* _Quoted passage_
# loggers as hunting boots?



## livinoutdoors (Dec 14, 2016)

Hey!  Was wondering if any fellow mountain hunters use loggers as hunting/hiking boots? Bout time for a new set of boots and im pretty hard on my boots. I use the same boots for hunting , hiking, working etc.. nothing seems to last longer than a year no matter how expensive. Loggers seem. Like they would be more durable but do they work as hunting/hiking boots?


----------



## twincedargap (Dec 14, 2016)

I use lightweight waterproof Solomon hiking boots given the miles I'm hiking and climbing.  i figure weight is the key fatigue in reducing fatigue.


----------



## tree cutter 08 (Dec 14, 2016)

I hunted and work in loggers for years until this past year. Bought some lightweight workboots and danner hunting boots. Put many miles on them. But, I will be going back to loggers this spring unless I find something else. The only con to them is they are a little more heavy. The loggers are more comfy once broke in and will out last any other boot.


----------



## livinoutdoors (Dec 15, 2016)

Man i hear ya on the weight thing twincedargap. I think the durabilty might be worth it. Thanks for the feedback tree cutter. Im on the fence between loggers and some danner crater rims i was gonna give a try. Will let yall know how it turns out!


----------



## deadend (Dec 16, 2016)

I wear Wesco's and Whites  a good bit here and there while hiking and scouting but they're too cold to wear in the winter and I get tired of the weight.  Depending on where I'm going I may wear my corks if it is wet and slick. They do fit like a glove once broken in and last for years.  I tend to wear Salomons more often and take a set of boot blankets when it gets cooler.  At the end of the day my legs feel better in lighter boots or trail runners.  In the dead of winter I'll switch to my Kenetrek and Schnee's pac boots.

* _Exercise requirements_
- 1) In the thread about loggers as hunting boots, what does tree cutter 08 name as the only drawback of loggers?
- 2) Please extend the thread about loggers as hunting boots, picking up right after its final post.

[Layout records]
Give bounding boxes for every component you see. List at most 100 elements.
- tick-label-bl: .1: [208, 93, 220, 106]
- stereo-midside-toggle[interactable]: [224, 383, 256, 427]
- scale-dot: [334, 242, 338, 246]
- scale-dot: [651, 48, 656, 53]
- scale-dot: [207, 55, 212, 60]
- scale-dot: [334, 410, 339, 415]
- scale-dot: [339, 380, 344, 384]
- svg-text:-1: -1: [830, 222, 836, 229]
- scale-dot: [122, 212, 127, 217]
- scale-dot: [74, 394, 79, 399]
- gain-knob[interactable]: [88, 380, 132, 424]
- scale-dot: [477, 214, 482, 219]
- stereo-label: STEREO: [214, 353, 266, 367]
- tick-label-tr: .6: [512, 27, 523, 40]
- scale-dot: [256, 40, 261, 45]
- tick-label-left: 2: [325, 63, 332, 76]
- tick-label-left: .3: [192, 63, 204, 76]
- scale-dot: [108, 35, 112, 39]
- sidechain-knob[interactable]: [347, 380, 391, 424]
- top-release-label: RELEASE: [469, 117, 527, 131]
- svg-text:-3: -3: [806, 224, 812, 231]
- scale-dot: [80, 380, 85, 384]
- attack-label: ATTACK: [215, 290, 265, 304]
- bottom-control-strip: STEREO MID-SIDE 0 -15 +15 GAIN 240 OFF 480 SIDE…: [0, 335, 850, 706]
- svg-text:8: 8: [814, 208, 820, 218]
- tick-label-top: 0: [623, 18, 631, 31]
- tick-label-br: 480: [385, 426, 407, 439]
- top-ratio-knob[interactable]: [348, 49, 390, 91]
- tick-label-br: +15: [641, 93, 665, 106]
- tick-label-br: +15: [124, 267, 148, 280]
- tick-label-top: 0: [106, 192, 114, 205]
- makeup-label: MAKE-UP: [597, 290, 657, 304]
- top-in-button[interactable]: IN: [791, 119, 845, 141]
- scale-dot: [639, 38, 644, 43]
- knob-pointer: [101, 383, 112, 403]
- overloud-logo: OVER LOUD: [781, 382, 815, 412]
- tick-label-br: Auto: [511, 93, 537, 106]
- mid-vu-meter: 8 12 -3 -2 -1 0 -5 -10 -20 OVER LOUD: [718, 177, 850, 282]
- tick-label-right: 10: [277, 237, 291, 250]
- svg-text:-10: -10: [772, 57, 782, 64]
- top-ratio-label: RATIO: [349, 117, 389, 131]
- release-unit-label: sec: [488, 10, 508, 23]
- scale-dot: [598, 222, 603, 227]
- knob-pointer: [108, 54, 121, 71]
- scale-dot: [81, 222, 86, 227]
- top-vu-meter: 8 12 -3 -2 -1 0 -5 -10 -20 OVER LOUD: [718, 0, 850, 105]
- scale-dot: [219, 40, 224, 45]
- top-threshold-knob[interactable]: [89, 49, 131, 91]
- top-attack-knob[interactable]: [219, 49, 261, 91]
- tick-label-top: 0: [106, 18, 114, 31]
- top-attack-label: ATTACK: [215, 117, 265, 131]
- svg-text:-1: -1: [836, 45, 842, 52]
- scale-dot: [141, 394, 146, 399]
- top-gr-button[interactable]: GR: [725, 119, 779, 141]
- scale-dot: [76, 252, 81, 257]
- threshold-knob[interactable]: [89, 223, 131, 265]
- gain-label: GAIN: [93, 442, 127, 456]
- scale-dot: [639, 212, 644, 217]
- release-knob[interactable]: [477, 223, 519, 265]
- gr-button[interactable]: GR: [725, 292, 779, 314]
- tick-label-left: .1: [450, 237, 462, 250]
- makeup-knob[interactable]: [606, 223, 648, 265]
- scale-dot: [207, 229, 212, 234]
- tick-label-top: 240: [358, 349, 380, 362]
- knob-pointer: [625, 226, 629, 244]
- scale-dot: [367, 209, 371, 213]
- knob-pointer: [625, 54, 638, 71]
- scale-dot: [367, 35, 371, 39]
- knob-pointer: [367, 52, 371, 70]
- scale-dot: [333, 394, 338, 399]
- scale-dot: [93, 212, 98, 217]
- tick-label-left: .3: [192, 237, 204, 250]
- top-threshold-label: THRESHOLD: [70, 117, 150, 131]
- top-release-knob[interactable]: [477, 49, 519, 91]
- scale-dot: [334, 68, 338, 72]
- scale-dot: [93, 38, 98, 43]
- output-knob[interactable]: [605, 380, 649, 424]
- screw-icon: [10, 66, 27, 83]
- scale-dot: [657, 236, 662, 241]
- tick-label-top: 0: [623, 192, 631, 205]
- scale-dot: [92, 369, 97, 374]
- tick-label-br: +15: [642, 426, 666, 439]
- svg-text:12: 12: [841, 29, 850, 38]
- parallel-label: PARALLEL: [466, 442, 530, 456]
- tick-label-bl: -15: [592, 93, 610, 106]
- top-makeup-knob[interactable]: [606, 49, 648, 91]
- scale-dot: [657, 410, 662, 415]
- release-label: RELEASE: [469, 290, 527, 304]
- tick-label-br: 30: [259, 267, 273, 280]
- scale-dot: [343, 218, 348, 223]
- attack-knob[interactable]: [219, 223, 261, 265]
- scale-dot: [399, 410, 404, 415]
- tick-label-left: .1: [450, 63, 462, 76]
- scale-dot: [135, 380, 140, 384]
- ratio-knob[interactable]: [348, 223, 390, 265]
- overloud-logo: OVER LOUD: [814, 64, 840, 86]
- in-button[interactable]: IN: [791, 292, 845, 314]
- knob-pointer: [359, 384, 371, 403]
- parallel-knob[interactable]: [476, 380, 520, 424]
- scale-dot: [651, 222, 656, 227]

* _Task-by-task outputs_
- 1) They are a little heavier.

- 2)
----------



## livinoutdoors (Dec 17, 2016)

Thanks for the feedback deadend, good info


----------



## Nicodemus (Dec 17, 2016)

deadend said:


> I wear Wesco's and Whites  a good bit here and there while hiking and scouting but they're too cold to wear in the winter and I get tired of the weight.  Depending on where I'm going I may wear my corks if it is wet and slick. They do fit like a glove once broken in and last for years.  I tend to wear Salomons more often and take a set of boot blankets when it gets cooler.  At the end of the day my legs feel better in lighter boots or trail runners.  In the dead of winter I'll switch to my Kenetrek and Schnee's pac boots.





Wesco and White both make a mighty fine logging and climbing boot.


----------



## whitetailfreak (Dec 17, 2016)

I like my Loggers as work boots, but Danner Pronghorns are my preference hunting here in the mountains.


----------



## livinoutdoors (Dec 17, 2016)

Well i guess what im hearing is more than one pair of boots is in my future! Oh well , some times im too cheap for my own good, this might be one of those times! Thanks fellas!


----------



## NCHillbilly (Dec 17, 2016)

Spent half my life running up and down these mountains bear, deer, and coon hunting in Chippewa loggers. They're hard to beat for keeping your feet under you on these steep hillsides. Since I've got older and lazier, I usually wear lighter weight Danners. But I sure miss the traction of those loggers.


----------



## The mtn man (Dec 17, 2016)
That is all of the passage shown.